** start GIVEN RECORDS **

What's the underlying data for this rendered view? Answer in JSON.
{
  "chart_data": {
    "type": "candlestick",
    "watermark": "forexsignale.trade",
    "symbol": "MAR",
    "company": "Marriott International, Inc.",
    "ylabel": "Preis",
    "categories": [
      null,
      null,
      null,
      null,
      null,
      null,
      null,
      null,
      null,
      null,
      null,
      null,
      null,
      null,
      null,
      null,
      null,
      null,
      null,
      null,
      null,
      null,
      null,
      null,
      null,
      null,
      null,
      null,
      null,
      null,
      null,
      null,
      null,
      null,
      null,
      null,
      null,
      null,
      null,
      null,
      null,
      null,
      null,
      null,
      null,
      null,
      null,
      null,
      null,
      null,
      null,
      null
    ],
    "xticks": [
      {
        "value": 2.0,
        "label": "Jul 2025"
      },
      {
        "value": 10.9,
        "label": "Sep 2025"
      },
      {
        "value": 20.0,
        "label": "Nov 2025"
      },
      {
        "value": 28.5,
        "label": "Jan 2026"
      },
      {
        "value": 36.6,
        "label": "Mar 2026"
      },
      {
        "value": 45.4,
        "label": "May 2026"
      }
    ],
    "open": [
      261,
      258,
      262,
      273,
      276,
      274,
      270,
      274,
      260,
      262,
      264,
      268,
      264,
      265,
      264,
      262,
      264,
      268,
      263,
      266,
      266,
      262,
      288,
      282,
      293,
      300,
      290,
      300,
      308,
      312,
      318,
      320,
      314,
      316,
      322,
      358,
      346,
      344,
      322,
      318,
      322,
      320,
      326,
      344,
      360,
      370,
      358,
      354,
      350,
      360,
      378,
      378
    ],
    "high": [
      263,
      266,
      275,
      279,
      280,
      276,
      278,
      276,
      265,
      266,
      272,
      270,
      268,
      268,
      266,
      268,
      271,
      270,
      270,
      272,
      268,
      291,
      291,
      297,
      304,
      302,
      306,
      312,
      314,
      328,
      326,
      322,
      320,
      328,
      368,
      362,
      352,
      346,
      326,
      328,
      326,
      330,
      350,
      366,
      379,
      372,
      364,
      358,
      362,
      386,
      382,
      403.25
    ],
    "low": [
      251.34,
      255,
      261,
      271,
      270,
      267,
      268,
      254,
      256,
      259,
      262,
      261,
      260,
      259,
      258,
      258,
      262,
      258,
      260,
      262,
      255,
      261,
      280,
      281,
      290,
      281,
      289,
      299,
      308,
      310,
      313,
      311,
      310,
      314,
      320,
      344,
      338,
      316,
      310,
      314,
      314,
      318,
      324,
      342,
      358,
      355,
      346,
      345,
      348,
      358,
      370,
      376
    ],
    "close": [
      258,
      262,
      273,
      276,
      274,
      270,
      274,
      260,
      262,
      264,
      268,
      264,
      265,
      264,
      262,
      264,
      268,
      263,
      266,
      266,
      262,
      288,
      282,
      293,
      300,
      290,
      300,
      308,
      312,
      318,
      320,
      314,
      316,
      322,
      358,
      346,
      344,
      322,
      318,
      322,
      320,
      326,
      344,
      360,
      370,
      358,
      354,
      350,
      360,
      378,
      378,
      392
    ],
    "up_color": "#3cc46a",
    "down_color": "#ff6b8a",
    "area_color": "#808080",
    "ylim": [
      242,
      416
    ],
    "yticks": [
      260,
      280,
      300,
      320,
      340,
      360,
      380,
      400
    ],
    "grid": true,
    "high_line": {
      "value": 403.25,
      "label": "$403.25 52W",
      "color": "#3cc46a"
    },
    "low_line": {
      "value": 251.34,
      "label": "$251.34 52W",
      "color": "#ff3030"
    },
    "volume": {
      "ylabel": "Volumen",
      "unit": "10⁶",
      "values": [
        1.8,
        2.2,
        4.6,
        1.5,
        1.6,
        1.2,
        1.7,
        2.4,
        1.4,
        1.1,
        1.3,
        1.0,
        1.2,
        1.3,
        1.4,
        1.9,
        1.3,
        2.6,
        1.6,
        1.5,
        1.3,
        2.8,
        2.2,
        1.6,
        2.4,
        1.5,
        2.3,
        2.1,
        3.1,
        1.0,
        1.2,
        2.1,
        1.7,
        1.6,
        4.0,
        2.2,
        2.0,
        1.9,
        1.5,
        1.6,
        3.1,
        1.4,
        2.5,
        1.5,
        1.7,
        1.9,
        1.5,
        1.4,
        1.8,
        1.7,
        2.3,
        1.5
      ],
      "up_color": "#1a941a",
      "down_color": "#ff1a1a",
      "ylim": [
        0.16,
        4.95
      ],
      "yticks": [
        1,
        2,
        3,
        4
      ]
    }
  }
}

** end GIVEN RECORDS **

WHAT THE TASK ASKS:
Copy every record above exactly as it appears.

ANSWER TO THIS PROBLEM:
What's the underlying data for this rendered view? Answer in JSON.
{
  "chart_data": {
    "type": "candlestick",
    "watermark": "forexsignale.trade",
    "symbol": "MAR",
    "company": "Marriott International, Inc.",
    "ylabel": "Preis",
    "categories": [
      null,
      null,
      null,
      null,
      null,
      null,
      null,
      null,
      null,
      null,
      null,
      null,
      null,
      null,
      null,
      null,
      null,
      null,
      null,
      null,
      null,
      null,
      null,
      null,
      null,
      null,
      null,
      null,
      null,
      null,
      null,
      null,
      null,
      null,
      null,
      null,
      null,
      null,
      null,
      null,
      null,
      null,
      null,
      null,
      null,
      null,
      null,
      null,
      null,
      null,
      null,
      null
    ],
    "xticks": [
      {
        "value": 2.0,
        "label": "Jul 2025"
      },
      {
        "value": 10.9,
        "label": "Sep 2025"
      },
      {
        "value": 20.0,
        "label": "Nov 2025"
      },
      {
        "value": 28.5,
        "label": "Jan 2026"
      },
      {
        "value": 36.6,
        "label": "Mar 2026"
      },
      {
        "value": 45.4,
        "label": "May 2026"
      }
    ],
    "open": [
      261,
      258,
      262,
      273,
      276,
      274,
      270,
      274,
      260,
      262,
      264,
      268,
      264,
      265,
      264,
      262,
      264,
      268,
      263,
      266,
      266,
      262,
      288,
      282,
      293,
      300,
      290,
      300,
      308,
      312,
      318,
      320,
      314,
      316,
      322,
      358,
      346,
      344,
      322,
      318,
      322,
      320,
      326,
      344,
      360,
      370,
      358,
      354,
      350,
      360,
      378,
      378
    ],
    "high": [
      263,
      266,
      275,
      279,
      280,
      276,
      278,
      276,
      265,
      266,
      272,
      270,
      268,
      268,
      266,
      268,
      271,
      270,
      270,
      272,
      268,
      291,
      291,
      297,
      304,
      302,
      306,
      312,
      314,
      328,
      326,
      322,
      320,
      328,
      368,
      362,
      352,
      346,
      326,
      328,
      326,
      330,
      350,
      366,
      379,
      372,
      364,
      358,
      362,
      386,
      382,
      403.25
    ],
    "low": [
      251.34,
      255,
      261,
      271,
      270,
      267,
      268,
      254,
      256,
      259,
      262,
      261,
      260,
      259,
      258,
      258,
      262,
      258,
      260,
      262,
      255,
      261,
      280,
      281,
      290,
      281,
      289,
      299,
      308,
      310,
      313,
      311,
      310,
      314,
      320,
      344,
      338,
      316,
      310,
      314,
      314,
      318,
      324,
      342,
      358,
      355,
      346,
      345,
      348,
      358,
      370,
      376
    ],
    "close": [
      258,
      262,
      273,
      276,
      274,
      270,
      274,
      260,
      262,
      264,
      268,
      264,
      265,
      264,
      262,
      264,
      268,
      263,
      266,
      266,
      262,
      288,
      282,
      293,
      300,
      290,
      300,
      308,
      312,
      318,
      320,
      314,
      316,
      322,
      358,
      346,
      344,
      322,
      318,
      322,
      320,
      326,
      344,
      360,
      370,
      358,
      354,
      350,
      360,
      378,
      378,
      392
    ],
    "up_color": "#3cc46a",
    "down_color": "#ff6b8a",
    "area_color": "#808080",
    "ylim": [
      242,
      416
    ],
    "yticks": [
      260,
      280,
      300,
      320,
      340,
      360,
      380,
      400
    ],
    "grid": true,
    "high_line": {
      "value": 403.25,
      "label": "$403.25 52W",
      "color": "#3cc46a"
    },
    "low_line": {
      "value": 251.34,
      "label": "$251.34 52W",
      "color": "#ff3030"
    },
    "volume": {
      "ylabel": "Volumen",
      "unit": "10⁶",
      "values": [
        1.8,
        2.2,
        4.6,
        1.5,
        1.6,
        1.2,
        1.7,
        2.4,
        1.4,
        1.1,
        1.3,
        1.0,
        1.2,
        1.3,
        1.4,
        1.9,
        1.3,
        2.6,
        1.6,
        1.5,
        1.3,
        2.8,
        2.2,
        1.6,
        2.4,
        1.5,
        2.3,
        2.1,
        3.1,
        1.0,
        1.2,
        2.1,
        1.7,
        1.6,
        4.0,
        2.2,
        2.0,
        1.9,
        1.5,
        1.6,
        3.1,
        1.4,
        2.5,
        1.5,
        1.7,
        1.9,
        1.5,
        1.4,
        1.8,
        1.7,
        2.3,
        1.5
      ],
      "up_color": "#1a941a",
      "down_color": "#ff1a1a",
      "ylim": [
        0.16,
        4.95
      ],
      "yticks": [
        1,
        2,
        3,
        4
      ]
    }
  }
}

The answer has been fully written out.